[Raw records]
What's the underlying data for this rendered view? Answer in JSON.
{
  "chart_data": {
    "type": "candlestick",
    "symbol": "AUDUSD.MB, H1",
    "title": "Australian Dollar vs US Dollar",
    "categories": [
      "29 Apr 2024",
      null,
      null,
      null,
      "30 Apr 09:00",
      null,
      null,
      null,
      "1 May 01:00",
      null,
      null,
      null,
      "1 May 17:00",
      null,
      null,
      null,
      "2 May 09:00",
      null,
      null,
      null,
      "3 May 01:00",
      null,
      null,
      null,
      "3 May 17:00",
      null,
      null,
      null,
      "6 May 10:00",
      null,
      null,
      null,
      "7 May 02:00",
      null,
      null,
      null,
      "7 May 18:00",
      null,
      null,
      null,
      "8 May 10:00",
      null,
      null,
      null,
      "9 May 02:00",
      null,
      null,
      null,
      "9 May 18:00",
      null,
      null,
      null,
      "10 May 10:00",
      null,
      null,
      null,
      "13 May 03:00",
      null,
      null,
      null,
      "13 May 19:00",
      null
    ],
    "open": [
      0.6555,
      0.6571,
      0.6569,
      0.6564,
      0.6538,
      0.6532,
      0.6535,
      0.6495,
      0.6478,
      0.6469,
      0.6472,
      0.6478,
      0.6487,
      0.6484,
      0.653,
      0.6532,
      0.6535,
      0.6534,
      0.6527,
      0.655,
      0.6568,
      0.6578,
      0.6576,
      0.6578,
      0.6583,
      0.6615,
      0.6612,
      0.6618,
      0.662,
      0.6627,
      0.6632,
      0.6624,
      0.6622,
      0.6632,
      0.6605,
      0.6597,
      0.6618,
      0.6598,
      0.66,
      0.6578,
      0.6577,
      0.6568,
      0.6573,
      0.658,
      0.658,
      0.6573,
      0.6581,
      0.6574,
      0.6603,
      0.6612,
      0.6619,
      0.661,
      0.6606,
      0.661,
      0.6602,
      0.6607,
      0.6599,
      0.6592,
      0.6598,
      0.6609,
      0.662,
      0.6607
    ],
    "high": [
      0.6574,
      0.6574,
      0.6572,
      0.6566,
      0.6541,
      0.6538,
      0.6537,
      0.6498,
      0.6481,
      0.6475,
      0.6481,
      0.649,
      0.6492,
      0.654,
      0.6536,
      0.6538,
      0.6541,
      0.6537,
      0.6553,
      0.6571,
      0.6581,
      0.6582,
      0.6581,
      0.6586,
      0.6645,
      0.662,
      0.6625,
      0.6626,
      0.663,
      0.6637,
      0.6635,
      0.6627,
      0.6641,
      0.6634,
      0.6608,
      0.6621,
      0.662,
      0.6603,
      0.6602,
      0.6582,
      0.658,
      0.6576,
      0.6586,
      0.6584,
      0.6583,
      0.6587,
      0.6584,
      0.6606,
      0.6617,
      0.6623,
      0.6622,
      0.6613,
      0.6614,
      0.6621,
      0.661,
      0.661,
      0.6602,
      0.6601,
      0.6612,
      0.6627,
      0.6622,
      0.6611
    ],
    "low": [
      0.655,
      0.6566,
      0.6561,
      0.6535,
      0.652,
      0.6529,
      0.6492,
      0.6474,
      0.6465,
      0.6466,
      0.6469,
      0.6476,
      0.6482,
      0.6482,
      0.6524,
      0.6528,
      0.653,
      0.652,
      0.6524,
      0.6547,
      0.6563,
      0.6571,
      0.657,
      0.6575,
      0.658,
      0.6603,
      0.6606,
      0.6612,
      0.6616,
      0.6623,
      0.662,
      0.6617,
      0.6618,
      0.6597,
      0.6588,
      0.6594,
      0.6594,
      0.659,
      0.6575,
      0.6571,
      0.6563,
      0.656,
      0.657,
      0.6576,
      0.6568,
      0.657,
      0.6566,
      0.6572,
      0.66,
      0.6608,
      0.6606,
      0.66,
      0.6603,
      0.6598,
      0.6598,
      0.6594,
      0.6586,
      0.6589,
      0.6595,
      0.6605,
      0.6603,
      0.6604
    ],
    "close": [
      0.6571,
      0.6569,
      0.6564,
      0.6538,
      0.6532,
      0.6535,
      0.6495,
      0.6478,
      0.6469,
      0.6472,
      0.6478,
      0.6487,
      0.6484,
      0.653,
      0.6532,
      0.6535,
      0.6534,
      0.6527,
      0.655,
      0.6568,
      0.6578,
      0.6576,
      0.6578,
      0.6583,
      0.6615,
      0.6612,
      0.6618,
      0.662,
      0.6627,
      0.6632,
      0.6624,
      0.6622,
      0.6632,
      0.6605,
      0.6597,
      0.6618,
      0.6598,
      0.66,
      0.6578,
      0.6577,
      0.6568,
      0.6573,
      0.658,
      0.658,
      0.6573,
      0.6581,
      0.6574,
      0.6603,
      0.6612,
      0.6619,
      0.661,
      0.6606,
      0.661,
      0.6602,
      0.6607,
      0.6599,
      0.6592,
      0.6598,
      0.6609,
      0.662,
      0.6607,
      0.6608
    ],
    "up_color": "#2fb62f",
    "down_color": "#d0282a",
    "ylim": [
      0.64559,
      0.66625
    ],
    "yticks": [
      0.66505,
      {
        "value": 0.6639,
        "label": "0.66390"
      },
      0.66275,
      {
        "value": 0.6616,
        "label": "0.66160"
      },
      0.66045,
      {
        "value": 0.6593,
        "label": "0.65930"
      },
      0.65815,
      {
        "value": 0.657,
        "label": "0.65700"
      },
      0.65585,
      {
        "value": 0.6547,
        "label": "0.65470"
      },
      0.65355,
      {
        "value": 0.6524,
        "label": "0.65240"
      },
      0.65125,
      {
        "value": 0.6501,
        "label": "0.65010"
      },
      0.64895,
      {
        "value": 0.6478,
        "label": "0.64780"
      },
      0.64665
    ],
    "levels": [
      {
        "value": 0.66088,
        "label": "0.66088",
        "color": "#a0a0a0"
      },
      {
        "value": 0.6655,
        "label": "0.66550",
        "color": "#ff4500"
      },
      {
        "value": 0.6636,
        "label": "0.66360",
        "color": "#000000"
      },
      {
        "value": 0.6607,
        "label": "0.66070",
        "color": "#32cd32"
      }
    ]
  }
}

» CHALLENGE
Write only the number of lines that include "value".

» TASK SOLUTION
12